Cette phase est le point culminant du processus d’isolement de l’État fort gaulliste. La question de l’affrontement avec le régime est posée, mais sans que le mouvement, par sa propre force, ne puisse dégager une alternative politique. Le régime retrouve son ressort grâce aux capitulations des directions réformistes. Non seulement, elles refusent de poser la question du pouvoir en dehors des échéances électorales, mais, de plus, elles acceptent la négociation avec lui.

Rétablissement du pouvoir gaulliste

Le pouvoir va utiliser efficacement ces capitulations. Le 29 mai, De Gaulle disparaît et va consulter le général Massu à Baden-Baden (Allemagne), laissant planer une menace. Le lendemain, coup de théâtre : de Gaulle dans un discours pugnace et incisif, annonce qu’il ne se retirera pas, qu’il ne changera pas de Premier ministre et qu’il dissout l’Assemblée nationale, provoquant des élections anticipées. Le soir même, à l’appel de diverses organisations gaullistes (rejointes par l’extrême droite, des mercenaires, des anciens combattants) utilisant le signe de reconnaissance de l’OAS Algérie française, entre 300 000 à 1 000 000 personnes défilent de la Concorde à la place de l’Étoile. Des manifestations du même type se déroulent un peu partout.

■ **CONSIGNE A**: Dans le texte sur le rétablissement du pouvoir gaulliste, qui de Gaulle va-t-il consulter à Baden-Baden le 29 mai ?
■ **CONSIGNE B**: Reprenez le texte sur le rétablissement du pouvoir gaulliste là où il s'arrête et poursuivez-le.
Les lignes n'interviennent pas dans ce travail.

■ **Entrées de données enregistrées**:

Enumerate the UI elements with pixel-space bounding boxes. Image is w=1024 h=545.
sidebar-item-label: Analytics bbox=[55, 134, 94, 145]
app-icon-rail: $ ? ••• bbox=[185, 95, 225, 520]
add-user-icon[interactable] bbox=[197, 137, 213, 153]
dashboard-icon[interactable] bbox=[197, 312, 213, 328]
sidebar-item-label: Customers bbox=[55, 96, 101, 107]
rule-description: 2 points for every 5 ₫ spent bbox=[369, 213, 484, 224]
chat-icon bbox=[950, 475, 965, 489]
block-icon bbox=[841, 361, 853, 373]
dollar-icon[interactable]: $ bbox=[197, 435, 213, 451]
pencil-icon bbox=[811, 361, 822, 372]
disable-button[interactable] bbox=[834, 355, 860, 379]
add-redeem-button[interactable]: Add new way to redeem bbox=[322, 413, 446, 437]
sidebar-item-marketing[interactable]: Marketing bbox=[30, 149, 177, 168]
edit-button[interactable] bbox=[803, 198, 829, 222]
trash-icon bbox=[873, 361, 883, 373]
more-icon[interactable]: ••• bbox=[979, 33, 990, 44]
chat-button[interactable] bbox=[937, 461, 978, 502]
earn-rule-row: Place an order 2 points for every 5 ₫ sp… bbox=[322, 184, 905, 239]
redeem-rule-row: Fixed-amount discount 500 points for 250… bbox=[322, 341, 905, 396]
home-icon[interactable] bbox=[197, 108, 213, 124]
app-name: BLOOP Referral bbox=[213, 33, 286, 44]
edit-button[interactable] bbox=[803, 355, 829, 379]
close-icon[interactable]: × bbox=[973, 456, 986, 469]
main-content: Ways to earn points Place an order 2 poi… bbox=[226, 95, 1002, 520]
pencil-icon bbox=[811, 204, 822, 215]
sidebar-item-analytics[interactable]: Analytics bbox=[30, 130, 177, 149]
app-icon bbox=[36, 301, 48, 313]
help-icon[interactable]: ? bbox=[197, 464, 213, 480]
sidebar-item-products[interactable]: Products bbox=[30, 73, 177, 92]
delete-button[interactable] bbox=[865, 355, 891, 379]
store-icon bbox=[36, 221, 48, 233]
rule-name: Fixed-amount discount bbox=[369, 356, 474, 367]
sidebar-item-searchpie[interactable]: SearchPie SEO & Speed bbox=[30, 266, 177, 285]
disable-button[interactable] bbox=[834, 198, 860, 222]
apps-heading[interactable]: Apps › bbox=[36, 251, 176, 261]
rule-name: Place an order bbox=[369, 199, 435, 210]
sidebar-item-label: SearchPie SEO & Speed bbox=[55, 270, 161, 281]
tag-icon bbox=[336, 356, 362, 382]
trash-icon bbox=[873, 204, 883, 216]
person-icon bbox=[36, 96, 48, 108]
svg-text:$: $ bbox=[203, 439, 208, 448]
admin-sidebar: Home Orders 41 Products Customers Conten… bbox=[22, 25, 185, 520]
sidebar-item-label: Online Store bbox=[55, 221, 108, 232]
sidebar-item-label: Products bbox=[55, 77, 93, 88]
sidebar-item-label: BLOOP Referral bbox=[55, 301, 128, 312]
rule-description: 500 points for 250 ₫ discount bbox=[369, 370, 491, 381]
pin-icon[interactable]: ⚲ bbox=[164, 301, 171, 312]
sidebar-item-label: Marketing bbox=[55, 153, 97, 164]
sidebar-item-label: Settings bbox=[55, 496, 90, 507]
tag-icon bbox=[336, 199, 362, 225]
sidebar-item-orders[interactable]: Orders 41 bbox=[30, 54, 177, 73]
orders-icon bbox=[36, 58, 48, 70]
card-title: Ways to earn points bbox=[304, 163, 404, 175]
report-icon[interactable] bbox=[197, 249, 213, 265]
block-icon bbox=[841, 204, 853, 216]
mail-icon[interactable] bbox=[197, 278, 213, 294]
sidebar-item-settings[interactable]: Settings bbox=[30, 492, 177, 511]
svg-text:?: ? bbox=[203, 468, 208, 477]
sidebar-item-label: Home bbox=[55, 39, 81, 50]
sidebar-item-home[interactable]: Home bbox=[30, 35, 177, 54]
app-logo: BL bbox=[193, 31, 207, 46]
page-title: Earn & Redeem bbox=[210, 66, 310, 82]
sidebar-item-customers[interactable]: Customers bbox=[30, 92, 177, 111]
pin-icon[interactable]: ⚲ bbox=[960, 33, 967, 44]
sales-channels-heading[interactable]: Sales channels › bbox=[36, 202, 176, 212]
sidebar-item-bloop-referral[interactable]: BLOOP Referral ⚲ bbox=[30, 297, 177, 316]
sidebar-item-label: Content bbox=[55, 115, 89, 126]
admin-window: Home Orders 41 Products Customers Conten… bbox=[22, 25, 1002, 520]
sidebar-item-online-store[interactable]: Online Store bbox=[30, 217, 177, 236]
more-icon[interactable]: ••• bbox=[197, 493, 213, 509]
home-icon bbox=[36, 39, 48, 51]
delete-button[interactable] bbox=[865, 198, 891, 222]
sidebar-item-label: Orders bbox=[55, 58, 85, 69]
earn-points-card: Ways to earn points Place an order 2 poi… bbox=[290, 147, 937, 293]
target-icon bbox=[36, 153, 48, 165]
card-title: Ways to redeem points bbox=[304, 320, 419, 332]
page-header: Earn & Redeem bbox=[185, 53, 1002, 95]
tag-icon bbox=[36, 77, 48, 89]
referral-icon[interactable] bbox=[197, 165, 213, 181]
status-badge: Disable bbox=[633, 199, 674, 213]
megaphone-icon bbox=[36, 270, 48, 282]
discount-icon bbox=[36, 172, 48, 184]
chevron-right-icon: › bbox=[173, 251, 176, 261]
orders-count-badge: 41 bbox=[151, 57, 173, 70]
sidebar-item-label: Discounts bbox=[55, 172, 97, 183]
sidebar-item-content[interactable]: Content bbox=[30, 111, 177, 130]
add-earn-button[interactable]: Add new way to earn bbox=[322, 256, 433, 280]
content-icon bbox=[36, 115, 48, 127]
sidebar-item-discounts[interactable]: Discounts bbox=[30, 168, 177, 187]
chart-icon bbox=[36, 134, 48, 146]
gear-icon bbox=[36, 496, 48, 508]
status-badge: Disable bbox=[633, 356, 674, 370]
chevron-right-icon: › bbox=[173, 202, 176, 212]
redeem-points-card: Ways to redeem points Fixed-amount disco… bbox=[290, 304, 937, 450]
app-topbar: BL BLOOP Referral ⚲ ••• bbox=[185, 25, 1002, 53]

■ **RÉPONSE ATTENDUE A**: Le général Massu.

■ **RÉPONSE ATTENDUE B**:
Un nouveau gouvernement est formé. Pompidou est maintenu, mais les ministres mis à mal sont remplacés. La préparation des élections commence pour le gouvernement et l’opposition, car, pour le PCF et ceux qui constitueront le PS, la perspective des élections offre un porte de sortie qu’ils acceptent, en préparant « l’union des forces de gauche au second tour ».

La reprise du travail commence à s’opérer au travers de négociations locales, mais pas partout. Le 6 juin, le bureau confédéral de la CGT « estime que partout où les revendications essentielles ont été satisfaites, l’intérêt des salariés est de se prononcer en masse pour la reprise du travail dans l’unité ».

La répression devient de plus en plus brutale. À la suite de l’expulsion des piquets de grève de l’usine de Flins par un millier de CRS, l’usine est réoccupée par les grévistes. Plusieurs milliers de jeunes ouvriers et d’étudiants, venus de Paris, s’affrontent violemment aux grévistes. Un lycéen de 17 ans se noie dans la Seine au cours d’une rafle de police.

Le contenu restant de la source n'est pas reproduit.